**ENTRIES SHOWN**
------

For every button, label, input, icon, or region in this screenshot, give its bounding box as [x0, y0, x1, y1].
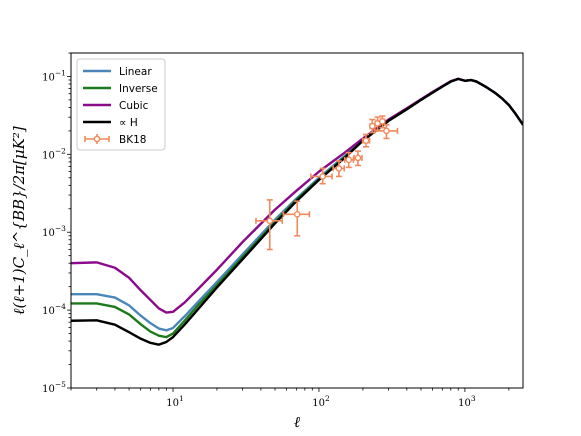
bk18-errorbar-layer — [255, 115, 399, 251]
bk18-point — [373, 123, 399, 140]
y-tick-label: 10−1 — [42, 68, 66, 83]
y-axis-label: ℓ(ℓ+1)C_ℓ^{BB}/2π[μK²] — [10, 126, 28, 315]
y-tick-label: 10−4 — [42, 302, 66, 317]
x-tick-label: 101 — [166, 394, 184, 409]
y-tick-label: 10−3 — [42, 224, 66, 239]
legend-label: BK18 — [119, 134, 146, 146]
legend-label: Inverse — [119, 83, 158, 95]
legend: Linear Inverse Cubic ∝ H BK18 — [76, 58, 166, 151]
bk18-point — [282, 200, 311, 237]
legend-box — [76, 58, 166, 151]
bk18-point — [310, 167, 333, 185]
y-tick-label: 10−2 — [42, 146, 66, 161]
legend-label: ∝ H — [119, 117, 138, 129]
bk18-point — [343, 151, 355, 169]
x-tick-label: 103 — [458, 394, 476, 409]
legend-label: Cubic — [119, 100, 149, 112]
bk18-point — [332, 160, 346, 178]
legend-swatch-bk18 — [84, 134, 110, 144]
y-tick-label: 10−5 — [42, 380, 66, 395]
series-layer — [71, 77, 523, 346]
bk18-point — [353, 150, 363, 167]
plot-frame — [70, 52, 524, 389]
bk18-point — [379, 115, 386, 129]
bk18-point — [255, 199, 284, 251]
x-tick-label: 102 — [312, 394, 330, 409]
series-line-3 — [71, 77, 523, 346]
legend-label: Linear — [119, 66, 152, 78]
ticks-layer: 101 102 103 10−5 10−4 10−3 10−2 10−1 — [42, 52, 510, 409]
bk18-point — [361, 133, 371, 148]
x-axis-label: ℓ — [294, 413, 300, 431]
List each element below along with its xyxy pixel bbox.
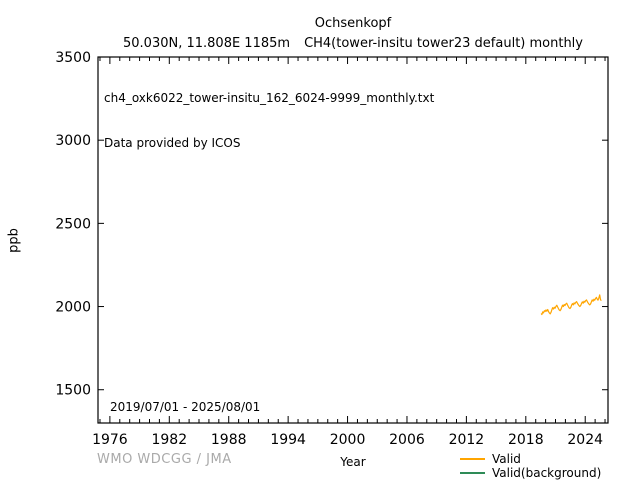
x-tick-label: 1994: [270, 432, 306, 448]
y-tick-label: 2000: [55, 300, 91, 316]
y-tick-label: 2500: [55, 216, 91, 232]
x-tick-label: 1976: [92, 432, 128, 448]
legend-label-valid: Valid: [492, 451, 521, 466]
x-tick-label: 2024: [567, 432, 603, 448]
legend-label-valid-background: Valid(background): [492, 465, 602, 480]
data-file-name: ch4_oxk6022_tower-insitu_162_6024-9999_m…: [104, 91, 435, 105]
wdcgg-credit: WMO WDCGG / JMA: [97, 452, 232, 467]
series-line-valid: [540, 294, 602, 316]
x-axis-label: Year: [340, 455, 366, 469]
valid-line-swatch: [460, 457, 485, 460]
legend-entry-valid: Valid: [460, 451, 601, 466]
valid-background-line-swatch: [460, 471, 485, 474]
y-tick-label: 3000: [55, 133, 91, 149]
data-provider: Data provided by ICOS: [104, 136, 241, 150]
x-tick-label: 2000: [330, 432, 366, 448]
plot-frame: [97, 56, 609, 424]
x-tick-label: 1982: [151, 432, 187, 448]
station-coordinates: 50.030N, 11.808E 1185m: [123, 36, 291, 51]
x-tick-label: 2012: [449, 432, 485, 448]
data-file-annotation: ch4_oxk6022_tower-insitu_162_6024-9999_m…: [104, 61, 434, 181]
y-tick-label: 1500: [55, 383, 91, 399]
x-tick-label: 2018: [508, 432, 544, 448]
y-tick-label: 3500: [55, 50, 91, 66]
x-tick-label: 2006: [389, 432, 425, 448]
parameter-description: CH4(tower-insitu tower23 default) monthl…: [304, 36, 583, 51]
legend-entry-valid-background: Valid(background): [460, 465, 602, 480]
date-range-annotation: 2019/07/01 - 2025/08/01: [110, 400, 261, 414]
chart-title: Ochsenkopf: [314, 16, 392, 31]
x-tick-label: 1988: [211, 432, 247, 448]
legend: Valid Valid(background): [460, 451, 602, 480]
y-axis-label: ppb: [6, 228, 22, 253]
chart-subtitle: 50.030N, 11.808E 1185m CH4(tower-insitu …: [98, 36, 608, 51]
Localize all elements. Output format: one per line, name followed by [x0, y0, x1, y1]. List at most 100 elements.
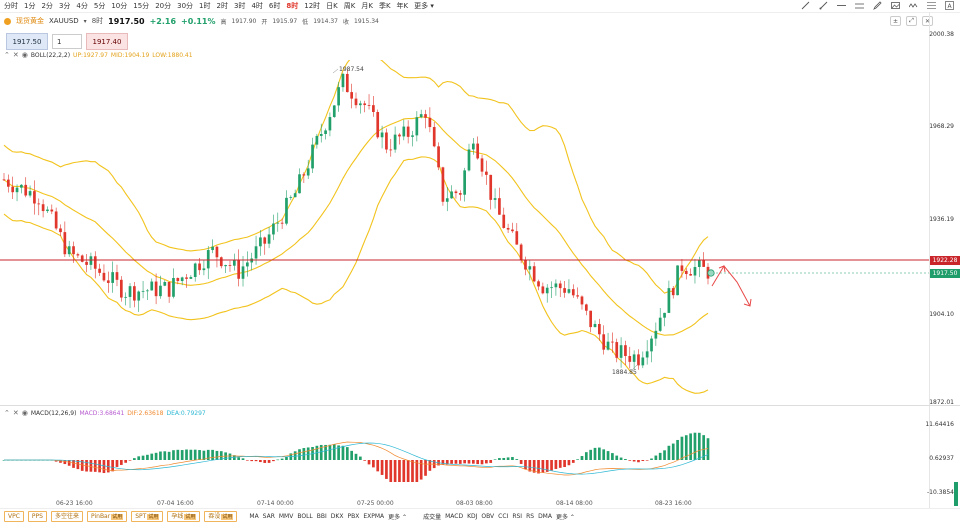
sub-indicator-4[interactable]: CCI — [498, 513, 509, 520]
timeframe-0[interactable]: 分时 — [4, 2, 18, 10]
pen-icon[interactable] — [873, 1, 882, 10]
timeframe-9[interactable]: 30分 — [177, 2, 194, 10]
close-icon[interactable]: ✕ — [12, 51, 19, 59]
main-indicator-2[interactable]: MMV — [278, 513, 294, 520]
visibility-icon[interactable]: ◉ — [21, 409, 28, 417]
sub-indicator-0[interactable]: 成交量 — [423, 514, 442, 521]
macd-bar — [524, 460, 527, 470]
indicator-pro-0[interactable]: VPC — [4, 511, 24, 522]
macd-bar — [528, 460, 532, 472]
buy-price-button[interactable]: 1917.50 — [6, 33, 48, 50]
candlestick-chart[interactable]: 1987.54 1884.85 — [0, 60, 930, 405]
candle-body — [106, 280, 110, 283]
timeframe-10[interactable]: 1时 — [199, 2, 211, 10]
wave-icon[interactable] — [909, 1, 918, 10]
timeframe-6[interactable]: 10分 — [111, 2, 128, 10]
text-icon[interactable]: A — [945, 1, 954, 10]
sub-indicator-8[interactable]: 更多 ⌃ — [555, 514, 575, 521]
candle-body — [684, 270, 688, 275]
resize-icon[interactable]: ⤢ — [906, 16, 917, 26]
ray-line-icon[interactable] — [819, 1, 828, 10]
timeframe-20[interactable]: 季K — [378, 2, 391, 10]
macd-bar — [498, 458, 501, 460]
timeframe-16[interactable]: 12时 — [304, 2, 321, 10]
indicator-pro-3[interactable]: PinBar 试用 — [86, 511, 128, 522]
timeframe-2[interactable]: 2分 — [41, 2, 53, 10]
collapse-icon[interactable]: ⌃ — [4, 51, 10, 59]
image-icon[interactable] — [891, 1, 900, 10]
sell-price-button[interactable]: 1917.40 — [86, 33, 128, 50]
candle-body — [163, 282, 167, 286]
macd-bar — [332, 444, 336, 460]
sub-indicator-7[interactable]: DMA — [538, 513, 552, 520]
timeframe-14[interactable]: 6时 — [268, 2, 281, 10]
buy-sell-icon[interactable]: ± — [890, 16, 901, 26]
horizontal-line-icon[interactable] — [837, 1, 846, 10]
timeframe-5[interactable]: 5分 — [93, 2, 106, 10]
indicator-pro-2[interactable]: 多空往来 — [50, 511, 83, 522]
candle-body — [89, 256, 93, 265]
timeframe-17[interactable]: 日K — [326, 2, 338, 10]
sub-indicator-1[interactable]: MACD — [445, 513, 464, 520]
timeframe-19[interactable]: 月K — [361, 2, 373, 10]
collapse-icon[interactable]: ⌃ — [4, 409, 10, 417]
sub-indicator-5[interactable]: RSI — [512, 513, 523, 520]
sub-indicator-3[interactable]: OBV — [481, 513, 495, 520]
timeframe-7[interactable]: 15分 — [133, 2, 150, 10]
macd-bar — [624, 459, 627, 460]
candle-body — [637, 354, 640, 366]
visibility-icon[interactable]: ◉ — [21, 51, 28, 59]
timeframe-15[interactable]: 8时 — [286, 2, 299, 10]
indicator-pro-4[interactable]: SPT 试用 — [131, 511, 164, 522]
indicator-pro-5[interactable]: 孕线 试用 — [167, 511, 201, 522]
candle-body — [567, 289, 571, 293]
macd-bar — [246, 460, 249, 461]
parallel-channel-icon[interactable] — [855, 1, 864, 10]
timeframe-21[interactable]: 年K — [396, 2, 409, 10]
main-indicator-6[interactable]: PBX — [347, 513, 360, 520]
main-indicator-1[interactable]: SAR — [262, 513, 275, 520]
timeframe-4[interactable]: 4分 — [76, 2, 88, 10]
candle-body — [367, 105, 371, 106]
macd-bar — [350, 450, 354, 460]
indicator-pro-6[interactable]: 吞没 试用 — [204, 511, 238, 522]
instrument-code[interactable]: XAUUSD — [49, 17, 79, 25]
macd-bar — [697, 432, 701, 460]
timeframe-22[interactable]: 更多 ▾ — [414, 2, 434, 10]
macd-bar — [93, 460, 97, 472]
main-indicator-7[interactable]: EXPMA — [363, 513, 385, 520]
macd-bar — [676, 439, 679, 460]
timeframe-1[interactable]: 1分 — [24, 2, 36, 10]
main-indicator-8[interactable]: 更多 ⌃ — [388, 514, 408, 521]
timeframe-11[interactable]: 2时 — [216, 2, 228, 10]
macd-chart[interactable] — [0, 418, 930, 500]
instrument-interval[interactable]: 8时 — [91, 17, 104, 25]
main-indicator-5[interactable]: DKX — [330, 513, 344, 520]
candle-body — [6, 179, 10, 187]
dropdown-chevron-icon[interactable]: ▾ — [83, 17, 87, 25]
sub-indicator-2[interactable]: KDJ — [467, 513, 478, 520]
price-axis-label: 1936.19 — [929, 216, 954, 223]
indicator-pro-1[interactable]: PPS — [27, 511, 47, 522]
close-icon[interactable]: ✕ — [12, 409, 19, 417]
candle-body — [493, 198, 497, 200]
instrument-name[interactable]: 现货黄金 — [16, 17, 44, 25]
timeframe-12[interactable]: 3时 — [233, 2, 246, 10]
timeframe-8[interactable]: 20分 — [155, 2, 172, 10]
main-indicator-0[interactable]: MA — [249, 513, 259, 520]
timeframe-13[interactable]: 4时 — [251, 2, 263, 10]
fibonacci-icon[interactable] — [927, 1, 936, 10]
arrow-line-icon[interactable] — [801, 1, 810, 10]
sub-indicator-6[interactable]: RS — [526, 513, 535, 520]
close-icon[interactable]: ✕ — [922, 16, 933, 26]
candle-body — [319, 133, 323, 136]
candle-body — [598, 323, 601, 335]
main-indicator-4[interactable]: BBI — [316, 513, 327, 520]
candle-body — [515, 231, 519, 245]
timeframe-18[interactable]: 周K — [343, 2, 356, 10]
macd-bar — [628, 460, 632, 461]
timeframe-3[interactable]: 3分 — [58, 2, 71, 10]
quantity-input[interactable]: 1 — [52, 34, 82, 49]
macd-bar — [206, 449, 210, 460]
main-indicator-3[interactable]: BOLL — [297, 513, 313, 520]
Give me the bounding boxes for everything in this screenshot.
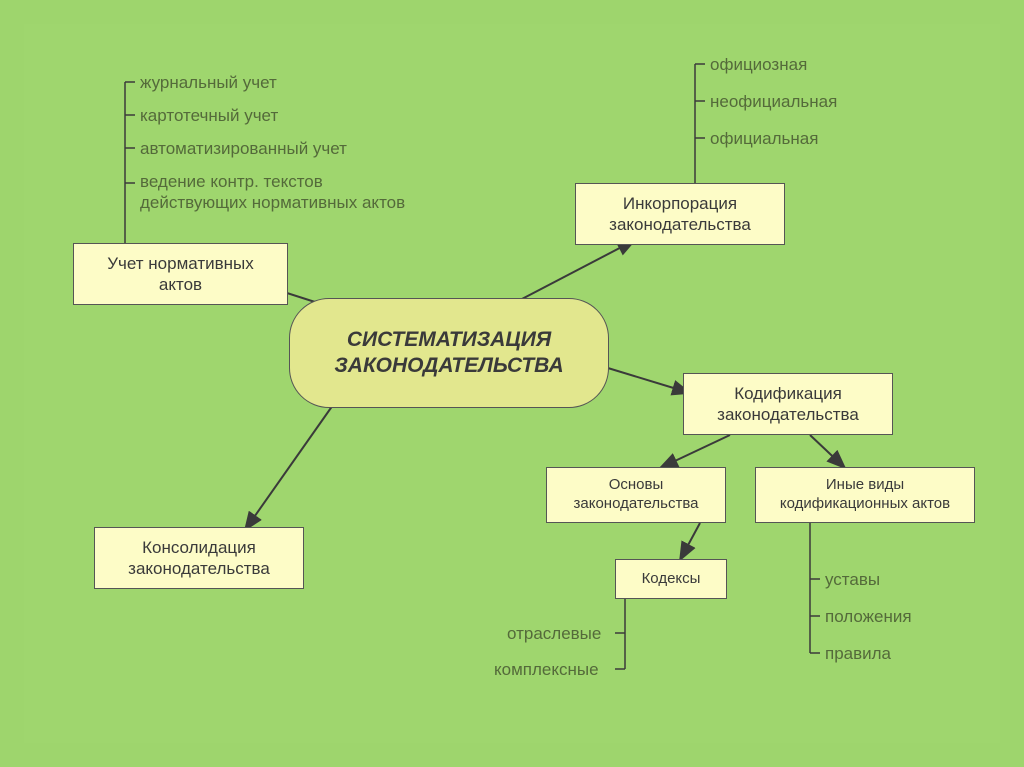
label-uchet-4: действующих нормативных актов: [140, 193, 405, 213]
diagram-canvas: СИСТЕМАТИЗАЦИЯЗАКОНОДАТЕЛЬСТВАУчет норма…: [0, 0, 1024, 767]
label-uchet-3: ведение контр. текстов: [140, 172, 323, 192]
label-inkorp-5: официозная: [710, 55, 807, 75]
label-inye-10: правила: [825, 644, 891, 664]
label-inkorp-6: неофициальная: [710, 92, 837, 112]
label-uchet-0: журнальный учет: [140, 73, 277, 93]
box-konsol: Консолидациязаконодательства: [94, 527, 304, 589]
label-uchet-2: автоматизированный учет: [140, 139, 347, 159]
label-kodeksy-11: отраслевые: [507, 624, 601, 644]
label-inye-9: положения: [825, 607, 912, 627]
label-inkorp-7: официальная: [710, 129, 818, 149]
box-kodeksy: Кодексы: [615, 559, 727, 599]
box-osnovy: Основызаконодательства: [546, 467, 726, 523]
box-inye: Иные видыкодификационных актов: [755, 467, 975, 523]
central-node: СИСТЕМАТИЗАЦИЯЗАКОНОДАТЕЛЬСТВА: [289, 298, 609, 408]
label-kodeksy-12: комплексные: [494, 660, 599, 680]
box-inkorp: Инкорпорациязаконодательства: [575, 183, 785, 245]
box-kodif: Кодификациязаконодательства: [683, 373, 893, 435]
label-uchet-1: картотечный учет: [140, 106, 278, 126]
label-inye-8: уставы: [825, 570, 880, 590]
box-uchet: Учет нормативныхактов: [73, 243, 288, 305]
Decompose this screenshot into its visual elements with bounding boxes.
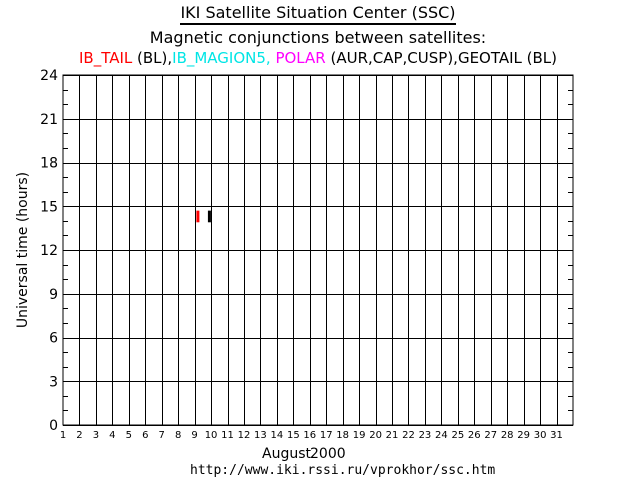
x-tick-label: 8 xyxy=(175,430,181,441)
x-tick-label: 23 xyxy=(419,430,432,441)
chart-title: IKI Satellite Situation Center (SSC) xyxy=(0,3,636,25)
y-tick-label: 21 xyxy=(40,112,58,128)
x-tick-label: 6 xyxy=(142,430,148,441)
x-tick-label: 18 xyxy=(336,430,349,441)
x-tick-label: 16 xyxy=(303,430,316,441)
y-tick-label: 15 xyxy=(40,199,58,215)
x-axis-month-label: August xyxy=(262,446,311,462)
x-tick-label: 14 xyxy=(271,430,284,441)
chart-subtitle: Magnetic conjunctions between satellites… xyxy=(149,28,487,47)
source-url[interactable]: http://www.iki.rssi.ru/vprokhor/ssc.htm xyxy=(190,463,496,478)
x-tick-label: 30 xyxy=(534,430,547,441)
x-tick-label: 1 xyxy=(60,430,66,441)
legend-ib-tail-region: (BL), xyxy=(132,49,173,67)
x-tick-label: 5 xyxy=(126,430,132,441)
conjunction-bar-ib-tail xyxy=(196,210,200,223)
x-tick-label: 15 xyxy=(287,430,300,441)
x-tick-label: 11 xyxy=(221,430,234,441)
x-tick-label: 17 xyxy=(320,430,333,441)
y-tick-label: 6 xyxy=(49,331,58,347)
y-tick-label: 9 xyxy=(49,287,58,303)
x-tick-label: 9 xyxy=(191,430,197,441)
y-axis-label: Universal time (hours) xyxy=(15,172,31,328)
x-tick-label: 25 xyxy=(451,430,464,441)
x-tick-label: 7 xyxy=(159,430,165,441)
chart-title-text: IKI Satellite Situation Center (SSC) xyxy=(180,3,456,25)
x-tick-label: 12 xyxy=(238,430,251,441)
x-tick-label: 10 xyxy=(205,430,218,441)
y-tick-label: 24 xyxy=(40,68,58,84)
x-tick-label: 2 xyxy=(76,430,82,441)
x-tick-label: 27 xyxy=(484,430,497,441)
x-tick-label: 24 xyxy=(435,430,448,441)
x-tick-label: 29 xyxy=(517,430,530,441)
x-tick-label: 3 xyxy=(93,430,99,441)
x-tick-label: 4 xyxy=(109,430,115,441)
x-tick-label: 28 xyxy=(501,430,514,441)
x-tick-label: 22 xyxy=(402,430,415,441)
legend-ib-magion5: IB_MAGION5, xyxy=(172,49,271,67)
satellite-legend-line: IB_TAIL (BL),IB_MAGION5, POLAR (AUR,CAP,… xyxy=(0,49,636,67)
x-axis-year-label: 2000 xyxy=(310,446,346,462)
y-tick-label: 12 xyxy=(40,243,58,259)
x-tick-label: 20 xyxy=(369,430,382,441)
x-tick-label: 13 xyxy=(254,430,267,441)
legend-polar-geotail: (AUR,CAP,CUSP),GEOTAIL (BL) xyxy=(325,49,558,67)
legend-polar: POLAR xyxy=(270,49,326,67)
x-tick-label: 21 xyxy=(386,430,399,441)
x-tick-label: 31 xyxy=(550,430,563,441)
legend-ib-tail: IB_TAIL xyxy=(78,49,133,67)
conjunction-bar-geotail xyxy=(207,210,211,223)
x-tick-label: 19 xyxy=(353,430,366,441)
y-tick-label: 0 xyxy=(49,418,58,434)
x-tick-label: 26 xyxy=(468,430,481,441)
y-tick-label: 3 xyxy=(49,374,58,390)
y-tick-label: 18 xyxy=(40,156,58,172)
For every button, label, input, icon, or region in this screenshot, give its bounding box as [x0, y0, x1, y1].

------

**STATED TASK**
Copy the lines from the records above verbatim, beginning at the line that contains "bk18-errorbar-layer — [255, 115, 399, 251]" and stopping after the line that contains "List each element".

**THE OUTPUT**
bk18-errorbar-layer — [255, 115, 399, 251]
bk18-point — [373, 123, 399, 140]
y-tick-label: 10−1 — [42, 68, 66, 83]
y-axis-label: ℓ(ℓ+1)C_ℓ^{BB}/2π[μK²] — [10, 126, 28, 315]
y-tick-label: 10−4 — [42, 302, 66, 317]
x-tick-label: 101 — [166, 394, 184, 409]
y-tick-label: 10−3 — [42, 224, 66, 239]
legend-label: BK18 — [119, 134, 146, 146]
legend-label: Inverse — [119, 83, 158, 95]
legend: Linear Inverse Cubic ∝ H BK18 — [76, 58, 166, 151]
bk18-point — [282, 200, 311, 237]
legend-box — [76, 58, 166, 151]
bk18-point — [310, 167, 333, 185]
y-tick-label: 10−2 — [42, 146, 66, 161]
legend-label: ∝ H — [119, 117, 138, 129]
bk18-point — [343, 151, 355, 169]
x-tick-label: 103 — [458, 394, 476, 409]
legend-label: Cubic — [119, 100, 149, 112]
bk18-point — [332, 160, 346, 178]
legend-swatch-bk18 — [84, 134, 110, 144]
y-tick-label: 10−5 — [42, 380, 66, 395]
series-layer — [71, 77, 523, 346]
bk18-point — [353, 150, 363, 167]
plot-frame — [70, 52, 524, 389]
bk18-point — [379, 115, 386, 129]
bk18-point — [255, 199, 284, 251]
x-tick-label: 102 — [312, 394, 330, 409]
series-line-3 — [71, 77, 523, 346]
legend-label: Linear — [119, 66, 152, 78]
ticks-layer: 101 102 103 10−5 10−4 10−3 10−2 10−1 — [42, 52, 510, 409]
bk18-point — [361, 133, 371, 148]
x-axis-label: ℓ — [294, 413, 300, 431]
List each element below along with its xyxy pixel bbox.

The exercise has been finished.